*** ROWS ***

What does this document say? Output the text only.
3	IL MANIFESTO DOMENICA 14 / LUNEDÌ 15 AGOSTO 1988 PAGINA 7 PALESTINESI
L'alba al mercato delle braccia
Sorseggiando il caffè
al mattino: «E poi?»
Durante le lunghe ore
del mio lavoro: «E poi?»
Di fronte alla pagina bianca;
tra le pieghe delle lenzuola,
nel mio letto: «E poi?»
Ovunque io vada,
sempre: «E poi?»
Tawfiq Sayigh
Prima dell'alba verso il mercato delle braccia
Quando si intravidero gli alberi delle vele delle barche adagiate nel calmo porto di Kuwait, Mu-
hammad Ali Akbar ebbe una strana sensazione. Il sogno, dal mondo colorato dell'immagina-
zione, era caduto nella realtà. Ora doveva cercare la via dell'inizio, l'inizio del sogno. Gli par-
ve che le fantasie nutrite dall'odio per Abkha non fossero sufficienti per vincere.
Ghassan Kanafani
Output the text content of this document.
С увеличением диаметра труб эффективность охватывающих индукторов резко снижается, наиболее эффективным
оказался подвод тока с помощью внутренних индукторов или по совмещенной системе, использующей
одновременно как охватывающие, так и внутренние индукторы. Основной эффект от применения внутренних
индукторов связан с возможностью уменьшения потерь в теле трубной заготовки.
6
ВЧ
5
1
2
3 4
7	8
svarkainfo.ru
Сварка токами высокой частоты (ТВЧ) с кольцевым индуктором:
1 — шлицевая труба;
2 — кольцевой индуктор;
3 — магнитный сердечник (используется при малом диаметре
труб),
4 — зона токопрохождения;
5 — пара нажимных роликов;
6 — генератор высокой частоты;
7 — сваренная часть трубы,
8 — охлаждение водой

***

**PROBLEM:**
Extract the full listing and reproduce each line exactly.

**EXERCISE RESULT:**
What does this document say? Output the text only.
3	IL MANIFESTO DOMENICA 14 / LUNEDÌ 15 AGOSTO 1988 PAGINA 7 PALESTINESI
L'alba al mercato delle braccia
Sorseggiando il caffè
al mattino: «E poi?»
Durante le lunghe ore
del mio lavoro: «E poi?»
Di fronte alla pagina bianca;
tra le pieghe delle lenzuola,
nel mio letto: «E poi?»
Ovunque io vada,
sempre: «E poi?»
Tawfiq Sayigh
Prima dell'alba verso il mercato delle braccia
Quando si intravidero gli alberi delle vele delle barche adagiate nel calmo porto di Kuwait, Mu-
hammad Ali Akbar ebbe una strana sensazione. Il sogno, dal mondo colorato dell'immagina-
zione, era caduto nella realtà. Ora doveva cercare la via dell'inizio, l'inizio del sogno. Gli par-
ve che le fantasie nutrite dall'odio per Abkha non fossero sufficienti per vincere.
Ghassan Kanafani
Output the text content of this document.
С увеличением диаметра труб эффективность охватывающих индукторов резко снижается, наиболее эффективным
оказался подвод тока с помощью внутренних индукторов или по совмещенной системе, использующей
одновременно как охватывающие, так и внутренние индукторы. Основной эффект от применения внутренних
индукторов связан с возможностью уменьшения потерь в теле трубной заготовки.
6
ВЧ
5
1
2
3 4
7	8
svarkainfo.ru
Сварка токами высокой частоты (ТВЧ) с кольцевым индуктором:
1 — шлицевая труба;
2 — кольцевой индуктор;
3 — магнитный сердечник (используется при малом диаметре
труб),
4 — зона токопрохождения;
5 — пара нажимных роликов;
6 — генератор высокой частоты;
7 — сваренная часть трубы,
8 — охлаждение водой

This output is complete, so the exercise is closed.